- _Directive_:
Find the number of lines in these records where the word "Sets" appears. Reply with that number and nothing more.

-- Start of Data supplied --

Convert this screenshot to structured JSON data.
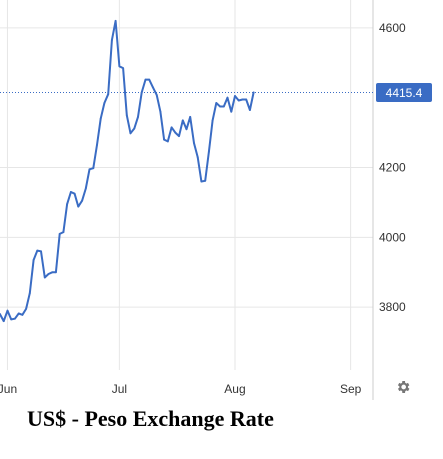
{
  "caption": "US$ - Peso Exchange Rate",
  "settings_icon": "gear-icon",
  "colors": {
    "line": "#3a6cc4",
    "grid": "#e6e6e6",
    "axis": "#cccccc",
    "price_tag": "#3a6cc4",
    "text": "#333333"
  },
  "chart_data": {
    "type": "line",
    "title": "US$ - Peso Exchange Rate",
    "xlabel": "",
    "ylabel": "",
    "ylim": [
      3620,
      4680
    ],
    "y_ticks": [
      3800,
      4000,
      4200,
      4600
    ],
    "x_ticks": [
      {
        "label": "Jun",
        "t": 0
      },
      {
        "label": "Jul",
        "t": 30
      },
      {
        "label": "Aug",
        "t": 61
      },
      {
        "label": "Sep",
        "t": 92
      }
    ],
    "x_range": [
      -2,
      98
    ],
    "grid": true,
    "last_value_label": "4415.4",
    "series": [
      {
        "points": [
          [
            -2,
            3780
          ],
          [
            -1,
            3760
          ],
          [
            0,
            3790
          ],
          [
            1,
            3765
          ],
          [
            2,
            3767
          ],
          [
            3,
            3782
          ],
          [
            4,
            3778
          ],
          [
            5,
            3795
          ],
          [
            6,
            3840
          ],
          [
            7,
            3935
          ],
          [
            8,
            3962
          ],
          [
            9,
            3960
          ],
          [
            10,
            3885
          ],
          [
            11,
            3895
          ],
          [
            12,
            3900
          ],
          [
            13,
            3900
          ],
          [
            14,
            4010
          ],
          [
            15,
            4015
          ],
          [
            16,
            4095
          ],
          [
            17,
            4130
          ],
          [
            18,
            4125
          ],
          [
            19,
            4088
          ],
          [
            20,
            4105
          ],
          [
            21,
            4140
          ],
          [
            22,
            4195
          ],
          [
            23,
            4198
          ],
          [
            24,
            4265
          ],
          [
            25,
            4340
          ],
          [
            26,
            4385
          ],
          [
            27,
            4410
          ],
          [
            28,
            4565
          ],
          [
            29,
            4620
          ],
          [
            30,
            4490
          ],
          [
            31,
            4485
          ],
          [
            32,
            4350
          ],
          [
            33,
            4298
          ],
          [
            34,
            4312
          ],
          [
            35,
            4345
          ],
          [
            36,
            4415
          ],
          [
            37,
            4452
          ],
          [
            38,
            4452
          ],
          [
            39,
            4430
          ],
          [
            40,
            4408
          ],
          [
            41,
            4360
          ],
          [
            42,
            4280
          ],
          [
            43,
            4275
          ],
          [
            44,
            4315
          ],
          [
            45,
            4300
          ],
          [
            46,
            4290
          ],
          [
            47,
            4335
          ],
          [
            48,
            4310
          ],
          [
            49,
            4345
          ],
          [
            50,
            4270
          ],
          [
            51,
            4230
          ],
          [
            52,
            4160
          ],
          [
            53,
            4162
          ],
          [
            54,
            4245
          ],
          [
            55,
            4335
          ],
          [
            56,
            4385
          ],
          [
            57,
            4375
          ],
          [
            58,
            4375
          ],
          [
            59,
            4400
          ],
          [
            60,
            4360
          ],
          [
            61,
            4405
          ],
          [
            62,
            4392
          ],
          [
            63,
            4395
          ],
          [
            64,
            4395
          ],
          [
            65,
            4365
          ],
          [
            66,
            4415
          ]
        ]
      }
    ]
  }
}
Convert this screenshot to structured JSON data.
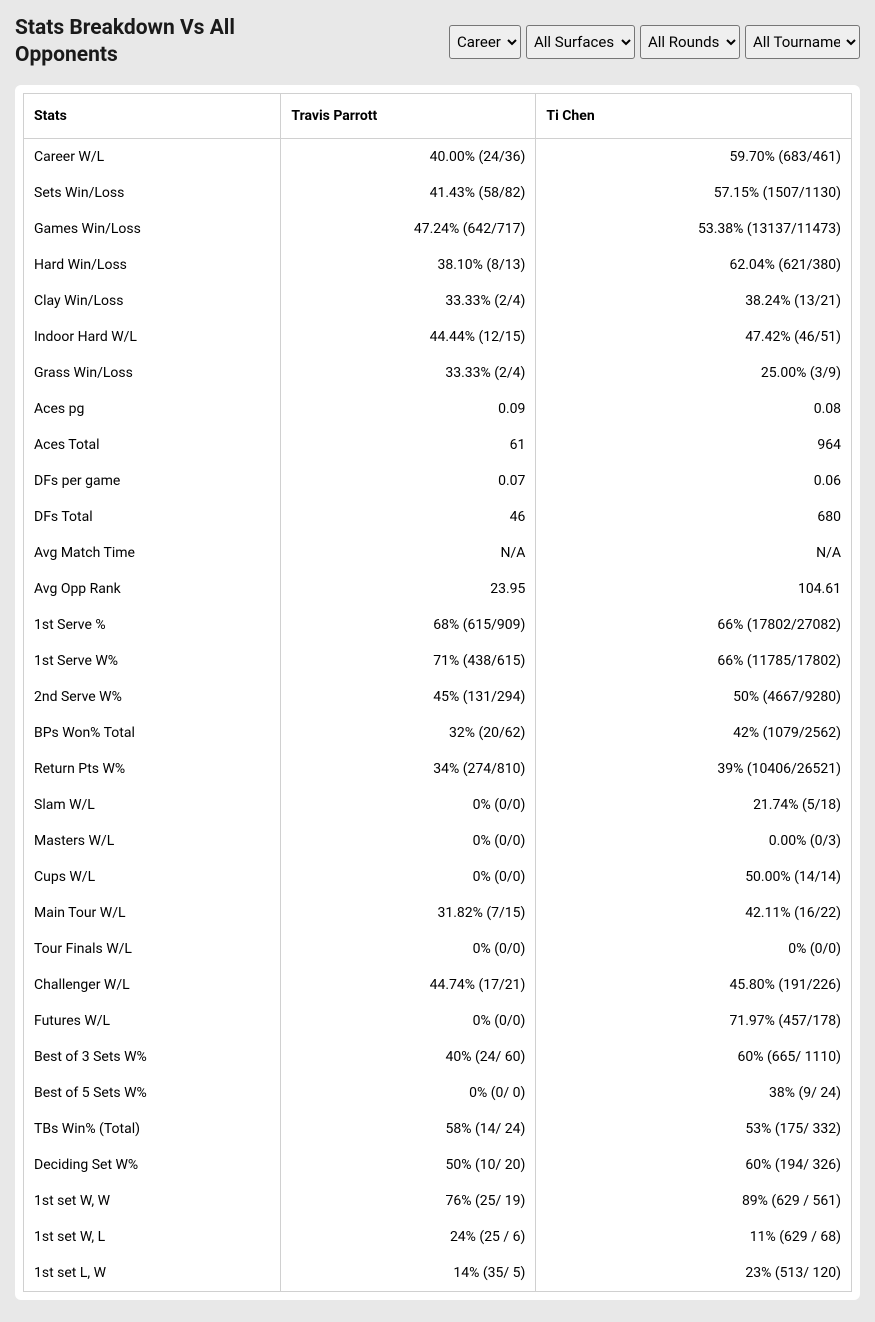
{
  "header": {
    "title": "Stats Breakdown Vs All Opponents",
    "filters": {
      "time": "Career",
      "surface": "All Surfaces",
      "rounds": "All Rounds",
      "tournament": "All Tournaments"
    }
  },
  "table": {
    "columns": {
      "stats": "Stats",
      "player1": "Travis Parrott",
      "player2": "Ti Chen"
    },
    "rows": [
      {
        "label": "Career W/L",
        "p1": "40.00% (24/36)",
        "p2": "59.70% (683/461)"
      },
      {
        "label": "Sets Win/Loss",
        "p1": "41.43% (58/82)",
        "p2": "57.15% (1507/1130)"
      },
      {
        "label": "Games Win/Loss",
        "p1": "47.24% (642/717)",
        "p2": "53.38% (13137/11473)"
      },
      {
        "label": "Hard Win/Loss",
        "p1": "38.10% (8/13)",
        "p2": "62.04% (621/380)"
      },
      {
        "label": "Clay Win/Loss",
        "p1": "33.33% (2/4)",
        "p2": "38.24% (13/21)"
      },
      {
        "label": "Indoor Hard W/L",
        "p1": "44.44% (12/15)",
        "p2": "47.42% (46/51)"
      },
      {
        "label": "Grass Win/Loss",
        "p1": "33.33% (2/4)",
        "p2": "25.00% (3/9)"
      },
      {
        "label": "Aces pg",
        "p1": "0.09",
        "p2": "0.08"
      },
      {
        "label": "Aces Total",
        "p1": "61",
        "p2": "964"
      },
      {
        "label": "DFs per game",
        "p1": "0.07",
        "p2": "0.06"
      },
      {
        "label": "DFs Total",
        "p1": "46",
        "p2": "680"
      },
      {
        "label": "Avg Match Time",
        "p1": "N/A",
        "p2": "N/A"
      },
      {
        "label": "Avg Opp Rank",
        "p1": "23.95",
        "p2": "104.61"
      },
      {
        "label": "1st Serve %",
        "p1": "68% (615/909)",
        "p2": "66% (17802/27082)"
      },
      {
        "label": "1st Serve W%",
        "p1": "71% (438/615)",
        "p2": "66% (11785/17802)"
      },
      {
        "label": "2nd Serve W%",
        "p1": "45% (131/294)",
        "p2": "50% (4667/9280)"
      },
      {
        "label": "BPs Won% Total",
        "p1": "32% (20/62)",
        "p2": "42% (1079/2562)"
      },
      {
        "label": "Return Pts W%",
        "p1": "34% (274/810)",
        "p2": "39% (10406/26521)"
      },
      {
        "label": "Slam W/L",
        "p1": "0% (0/0)",
        "p2": "21.74% (5/18)"
      },
      {
        "label": "Masters W/L",
        "p1": "0% (0/0)",
        "p2": "0.00% (0/3)"
      },
      {
        "label": "Cups W/L",
        "p1": "0% (0/0)",
        "p2": "50.00% (14/14)"
      },
      {
        "label": "Main Tour W/L",
        "p1": "31.82% (7/15)",
        "p2": "42.11% (16/22)"
      },
      {
        "label": "Tour Finals W/L",
        "p1": "0% (0/0)",
        "p2": "0% (0/0)"
      },
      {
        "label": "Challenger W/L",
        "p1": "44.74% (17/21)",
        "p2": "45.80% (191/226)"
      },
      {
        "label": "Futures W/L",
        "p1": "0% (0/0)",
        "p2": "71.97% (457/178)"
      },
      {
        "label": "Best of 3 Sets W%",
        "p1": "40% (24/ 60)",
        "p2": "60% (665/ 1110)"
      },
      {
        "label": "Best of 5 Sets W%",
        "p1": "0% (0/ 0)",
        "p2": "38% (9/ 24)"
      },
      {
        "label": "TBs Win% (Total)",
        "p1": "58% (14/ 24)",
        "p2": "53% (175/ 332)"
      },
      {
        "label": "Deciding Set W%",
        "p1": "50% (10/ 20)",
        "p2": "60% (194/ 326)"
      },
      {
        "label": "1st set W, W",
        "p1": "76% (25/ 19)",
        "p2": "89% (629 / 561)"
      },
      {
        "label": "1st set W, L",
        "p1": "24% (25 / 6)",
        "p2": "11% (629 / 68)"
      },
      {
        "label": "1st set L, W",
        "p1": "14% (35/ 5)",
        "p2": "23% (513/ 120)"
      }
    ]
  }
}
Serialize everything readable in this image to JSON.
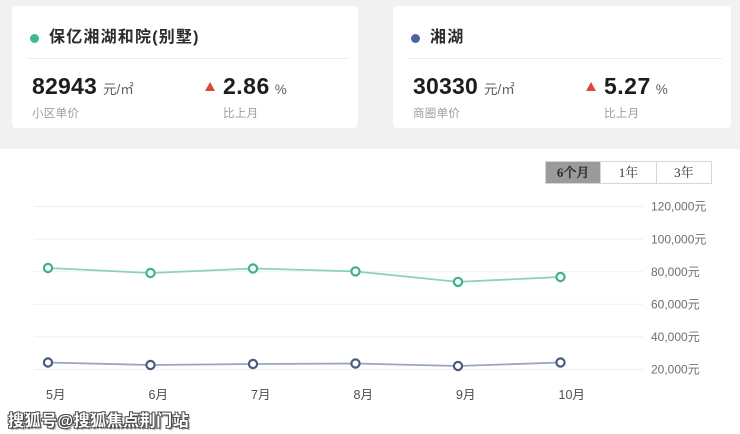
{
  "page": {
    "background_color": "#f1f1f2",
    "panel_color": "#ffffff"
  },
  "cards": [
    {
      "dot_color": "#3dba93",
      "title": "保亿湘湖和院(别墅)",
      "price": "82943",
      "price_unit": "元/㎡",
      "price_caption": "小区单价",
      "change": "2.86",
      "change_unit": "%",
      "change_caption": "比上月",
      "change_direction": "up",
      "change_color": "#dc4837"
    },
    {
      "dot_color": "#4c63a8",
      "title": "湘湖",
      "price": "30330",
      "price_unit": "元/㎡",
      "price_caption": "商圈单价",
      "change": "5.27",
      "change_unit": "%",
      "change_caption": "比上月",
      "change_direction": "up",
      "change_color": "#dc4837"
    }
  ],
  "period_tabs": [
    {
      "label": "6个月",
      "active": true
    },
    {
      "label": "1年",
      "active": false
    },
    {
      "label": "3年",
      "active": false
    }
  ],
  "watermark": "搜狐号@搜狐焦点荆门站",
  "chart_data": {
    "type": "line",
    "categories": [
      "5月",
      "6月",
      "7月",
      "8月",
      "9月",
      "10月"
    ],
    "series": [
      {
        "name": "保亿湘湖和院(别墅)",
        "point_color": "#3fb192",
        "line_color": "#8ed1b6",
        "values": [
          82270,
          79200,
          81960,
          80180,
          73740,
          76750
        ]
      },
      {
        "name": "湘湖",
        "point_color": "#4b5a80",
        "line_color": "#9aa5c4",
        "values": [
          24290,
          22760,
          23370,
          23680,
          22150,
          24290
        ]
      }
    ],
    "y_ticks": [
      {
        "value": 20000,
        "label": "20,000元"
      },
      {
        "value": 40000,
        "label": "40,000元"
      },
      {
        "value": 60000,
        "label": "60,000元"
      },
      {
        "value": 80000,
        "label": "80,000元"
      },
      {
        "value": 100000,
        "label": "100,000元"
      },
      {
        "value": 120000,
        "label": "120,000元"
      }
    ],
    "ylim": [
      10800,
      128900
    ],
    "y_axis_side": "right",
    "grid": true,
    "marker": "hollow-circle",
    "title": "",
    "xlabel": "",
    "ylabel": ""
  }
}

-- End of Data supplied --

- _Exercise answer_:
3